--- Dataset entries Enclosed Below ---

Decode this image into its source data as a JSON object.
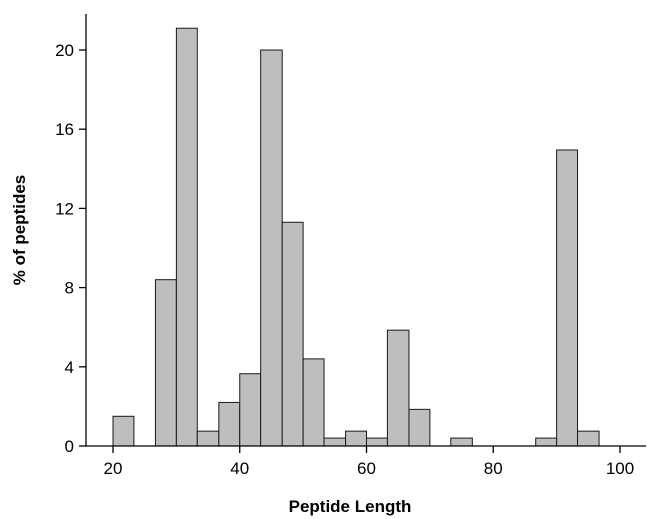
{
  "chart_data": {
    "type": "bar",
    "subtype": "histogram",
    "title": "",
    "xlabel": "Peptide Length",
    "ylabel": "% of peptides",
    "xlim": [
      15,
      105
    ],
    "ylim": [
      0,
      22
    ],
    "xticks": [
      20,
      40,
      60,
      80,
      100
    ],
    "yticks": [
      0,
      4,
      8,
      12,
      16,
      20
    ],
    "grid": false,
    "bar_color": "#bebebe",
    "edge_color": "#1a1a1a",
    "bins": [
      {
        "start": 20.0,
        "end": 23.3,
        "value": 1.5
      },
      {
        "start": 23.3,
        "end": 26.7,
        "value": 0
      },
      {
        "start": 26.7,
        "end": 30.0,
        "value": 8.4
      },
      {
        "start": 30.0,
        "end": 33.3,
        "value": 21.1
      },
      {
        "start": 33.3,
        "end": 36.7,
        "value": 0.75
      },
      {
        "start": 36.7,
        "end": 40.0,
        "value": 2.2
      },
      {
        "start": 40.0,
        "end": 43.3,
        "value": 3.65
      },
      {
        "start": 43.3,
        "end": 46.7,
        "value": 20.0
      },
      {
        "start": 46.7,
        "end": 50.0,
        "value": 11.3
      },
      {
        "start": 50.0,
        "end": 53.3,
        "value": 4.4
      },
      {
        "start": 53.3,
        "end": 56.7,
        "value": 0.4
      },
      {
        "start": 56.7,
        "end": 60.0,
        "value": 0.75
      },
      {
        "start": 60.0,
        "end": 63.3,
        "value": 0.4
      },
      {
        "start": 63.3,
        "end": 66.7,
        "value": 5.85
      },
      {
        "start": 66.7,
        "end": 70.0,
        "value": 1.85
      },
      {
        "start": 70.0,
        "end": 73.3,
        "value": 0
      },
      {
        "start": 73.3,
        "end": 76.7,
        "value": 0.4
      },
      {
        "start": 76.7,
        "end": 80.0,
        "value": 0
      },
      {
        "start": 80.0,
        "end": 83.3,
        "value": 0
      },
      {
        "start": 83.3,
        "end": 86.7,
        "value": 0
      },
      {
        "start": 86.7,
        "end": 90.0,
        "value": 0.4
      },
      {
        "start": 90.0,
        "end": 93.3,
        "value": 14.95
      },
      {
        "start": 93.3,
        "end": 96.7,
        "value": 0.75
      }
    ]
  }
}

--- End of Enclosed Dataset entries ---
--- Dataset entries Enclosed Below ---

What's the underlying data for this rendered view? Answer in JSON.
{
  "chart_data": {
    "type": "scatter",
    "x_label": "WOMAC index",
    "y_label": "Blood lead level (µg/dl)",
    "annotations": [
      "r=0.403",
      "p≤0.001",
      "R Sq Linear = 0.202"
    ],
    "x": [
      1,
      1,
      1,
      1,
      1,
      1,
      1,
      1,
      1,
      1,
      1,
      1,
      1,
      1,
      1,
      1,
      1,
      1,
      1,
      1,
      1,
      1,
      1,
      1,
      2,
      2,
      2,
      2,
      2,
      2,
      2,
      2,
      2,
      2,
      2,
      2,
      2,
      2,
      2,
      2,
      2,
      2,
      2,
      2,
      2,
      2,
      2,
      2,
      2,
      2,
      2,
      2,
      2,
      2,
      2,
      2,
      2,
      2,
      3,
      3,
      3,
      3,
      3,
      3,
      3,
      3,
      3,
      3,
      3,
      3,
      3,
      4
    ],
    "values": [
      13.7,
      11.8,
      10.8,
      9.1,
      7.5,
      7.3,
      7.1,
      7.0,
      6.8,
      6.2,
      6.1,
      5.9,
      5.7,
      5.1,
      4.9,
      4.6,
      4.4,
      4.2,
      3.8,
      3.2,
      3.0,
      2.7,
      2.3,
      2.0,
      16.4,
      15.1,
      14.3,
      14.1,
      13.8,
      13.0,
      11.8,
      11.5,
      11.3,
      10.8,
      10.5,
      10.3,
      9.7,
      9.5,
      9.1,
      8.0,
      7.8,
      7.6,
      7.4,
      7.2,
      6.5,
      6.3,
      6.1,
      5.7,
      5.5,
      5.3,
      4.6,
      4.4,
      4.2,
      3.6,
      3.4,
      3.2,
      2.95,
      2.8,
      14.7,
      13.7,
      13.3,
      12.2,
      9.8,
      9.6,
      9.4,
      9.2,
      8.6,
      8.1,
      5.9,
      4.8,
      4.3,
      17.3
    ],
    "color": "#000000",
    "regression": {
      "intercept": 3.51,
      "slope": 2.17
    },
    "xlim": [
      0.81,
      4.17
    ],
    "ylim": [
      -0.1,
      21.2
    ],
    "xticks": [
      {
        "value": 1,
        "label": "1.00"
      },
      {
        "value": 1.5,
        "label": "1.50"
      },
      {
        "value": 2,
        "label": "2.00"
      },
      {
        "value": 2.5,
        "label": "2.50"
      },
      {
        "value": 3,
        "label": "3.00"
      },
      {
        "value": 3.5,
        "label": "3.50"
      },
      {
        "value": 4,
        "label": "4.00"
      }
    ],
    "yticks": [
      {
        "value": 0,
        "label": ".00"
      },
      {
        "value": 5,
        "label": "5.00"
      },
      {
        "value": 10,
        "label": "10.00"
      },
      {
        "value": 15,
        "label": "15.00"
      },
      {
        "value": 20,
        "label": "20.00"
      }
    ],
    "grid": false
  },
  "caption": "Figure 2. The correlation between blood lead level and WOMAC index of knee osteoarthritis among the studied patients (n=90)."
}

--- End of Enclosed Dataset entries ---

For the entries above, count the lines that contain the string "JSON", and state that number without further comment.

2